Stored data
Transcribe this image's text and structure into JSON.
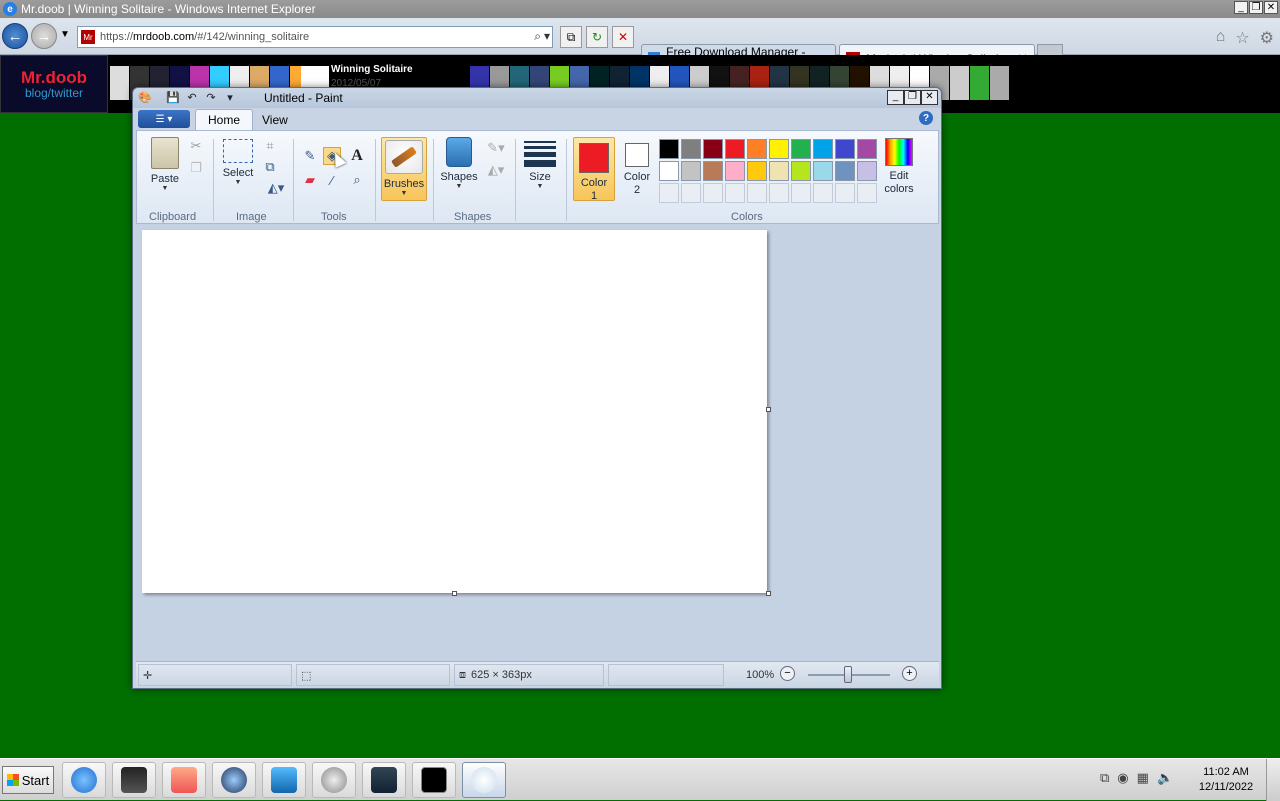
{
  "ie": {
    "window_title": "Mr.doob | Winning Solitaire - Windows Internet Explorer",
    "controls": [
      "_",
      "❐",
      "✕"
    ],
    "address_scheme": "https://",
    "address_host": "mrdoob.com",
    "address_path": "/#/142/winning_solitaire",
    "address_fav": "Mr",
    "tabs": [
      {
        "label": "Free Download Manager - absolu...",
        "icon": "fdm-icon",
        "active": false
      },
      {
        "label": "Mr.doob | Winning Solitaire",
        "icon": "mrdoob-icon",
        "active": true
      }
    ],
    "tab_close": "✕"
  },
  "site": {
    "logo_line1": "Mr.doob",
    "logo_line2": "blog/twitter",
    "featured_title": "Winning Solitaire",
    "featured_date": "2012/05/07"
  },
  "paint": {
    "title": "Untitled - Paint",
    "tabs": [
      "Home",
      "View"
    ],
    "active_tab": "Home",
    "clipboard": {
      "paste": "Paste",
      "group": "Clipboard"
    },
    "image": {
      "select": "Select",
      "group": "Image"
    },
    "tools": {
      "group": "Tools"
    },
    "brushes": "Brushes",
    "shapes": {
      "label": "Shapes",
      "group": "Shapes"
    },
    "size": "Size",
    "color1": {
      "line1": "Color",
      "line2": "1",
      "value": "#ed1c24"
    },
    "color2": {
      "line1": "Color",
      "line2": "2",
      "value": "#ffffff"
    },
    "colors_group": "Colors",
    "edit_colors": {
      "line1": "Edit",
      "line2": "colors"
    },
    "palette_row1": [
      "#000000",
      "#7f7f7f",
      "#880015",
      "#ed1c24",
      "#ff7f27",
      "#fff200",
      "#22b14c",
      "#00a2e8",
      "#3f48cc",
      "#a349a4"
    ],
    "palette_row2": [
      "#ffffff",
      "#c3c3c3",
      "#b97a57",
      "#ffaec9",
      "#ffc90e",
      "#efe4b0",
      "#b5e61d",
      "#99d9ea",
      "#7092be",
      "#c8bfe7"
    ],
    "status": {
      "dimensions": "625 × 363px",
      "zoom": "100%"
    }
  },
  "taskbar": {
    "start": "Start",
    "apps": [
      "ie-icon",
      "media-center-icon",
      "media-player-icon",
      "network-icon",
      "remote-desktop-icon",
      "dvd-icon",
      "game-icon",
      "cmd-icon",
      "paint-icon"
    ],
    "time": "11:02 AM",
    "date": "12/11/2022"
  }
}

#### WHAT IS EXPECTED:
Every line of the records that includes the word "icon" should be gathered.

#### EXERCISE ANSWER:
        "icon": "fdm-icon",
        "icon": "mrdoob-icon",
      "ie-icon",
      "media-center-icon",
      "media-player-icon",
      "network-icon",
      "remote-desktop-icon",
      "dvd-icon",
      "game-icon",
      "cmd-icon",
      "paint-icon"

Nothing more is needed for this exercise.